── Recorded data ──

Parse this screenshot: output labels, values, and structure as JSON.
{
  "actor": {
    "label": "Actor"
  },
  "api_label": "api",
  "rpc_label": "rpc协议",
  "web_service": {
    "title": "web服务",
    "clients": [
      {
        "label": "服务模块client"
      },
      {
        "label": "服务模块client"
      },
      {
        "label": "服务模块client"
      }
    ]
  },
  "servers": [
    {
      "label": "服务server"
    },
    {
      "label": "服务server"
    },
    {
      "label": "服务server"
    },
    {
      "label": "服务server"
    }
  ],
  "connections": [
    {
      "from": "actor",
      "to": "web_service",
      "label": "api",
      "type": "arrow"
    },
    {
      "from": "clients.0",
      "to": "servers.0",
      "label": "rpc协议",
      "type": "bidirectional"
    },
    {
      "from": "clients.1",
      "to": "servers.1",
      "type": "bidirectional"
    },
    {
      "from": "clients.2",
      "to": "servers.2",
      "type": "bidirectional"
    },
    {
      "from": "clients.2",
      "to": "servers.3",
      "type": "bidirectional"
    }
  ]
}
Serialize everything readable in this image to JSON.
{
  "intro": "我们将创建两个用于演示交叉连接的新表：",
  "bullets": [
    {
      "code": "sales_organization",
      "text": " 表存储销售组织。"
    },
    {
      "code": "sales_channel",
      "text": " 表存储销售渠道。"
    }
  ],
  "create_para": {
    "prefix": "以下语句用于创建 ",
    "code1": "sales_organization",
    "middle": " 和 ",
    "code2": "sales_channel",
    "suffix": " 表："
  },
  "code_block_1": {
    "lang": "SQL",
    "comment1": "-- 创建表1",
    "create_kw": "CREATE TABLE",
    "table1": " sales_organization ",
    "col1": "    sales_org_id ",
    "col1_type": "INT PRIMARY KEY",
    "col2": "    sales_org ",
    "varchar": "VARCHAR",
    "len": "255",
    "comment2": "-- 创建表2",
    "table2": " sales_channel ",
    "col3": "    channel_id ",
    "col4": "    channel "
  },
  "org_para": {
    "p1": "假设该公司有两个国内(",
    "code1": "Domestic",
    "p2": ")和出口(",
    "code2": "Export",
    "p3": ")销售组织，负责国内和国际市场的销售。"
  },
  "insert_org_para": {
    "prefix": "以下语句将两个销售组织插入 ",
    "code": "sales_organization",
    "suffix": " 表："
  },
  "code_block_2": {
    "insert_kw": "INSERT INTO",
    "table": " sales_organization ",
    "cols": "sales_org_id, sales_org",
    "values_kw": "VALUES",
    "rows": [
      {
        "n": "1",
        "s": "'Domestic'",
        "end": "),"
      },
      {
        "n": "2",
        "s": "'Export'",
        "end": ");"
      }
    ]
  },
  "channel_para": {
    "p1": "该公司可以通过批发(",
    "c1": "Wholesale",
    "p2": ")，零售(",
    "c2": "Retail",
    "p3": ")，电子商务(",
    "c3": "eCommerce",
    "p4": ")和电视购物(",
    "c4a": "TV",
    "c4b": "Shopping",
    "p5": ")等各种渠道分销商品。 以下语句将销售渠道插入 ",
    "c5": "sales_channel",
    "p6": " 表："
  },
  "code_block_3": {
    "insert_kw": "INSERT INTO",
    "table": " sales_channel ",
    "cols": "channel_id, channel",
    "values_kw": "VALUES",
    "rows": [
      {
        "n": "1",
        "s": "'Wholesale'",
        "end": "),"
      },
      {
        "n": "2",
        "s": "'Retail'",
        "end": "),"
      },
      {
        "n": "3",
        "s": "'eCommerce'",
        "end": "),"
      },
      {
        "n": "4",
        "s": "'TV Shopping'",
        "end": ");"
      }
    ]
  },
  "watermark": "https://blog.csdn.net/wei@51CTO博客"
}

───

To do: Pull out every line of the records above that contains the word "servers".

Solution to the problem:
  "servers": [
      "to": "servers.0",
      "to": "servers.1",
      "to": "servers.2",
      "to": "servers.3",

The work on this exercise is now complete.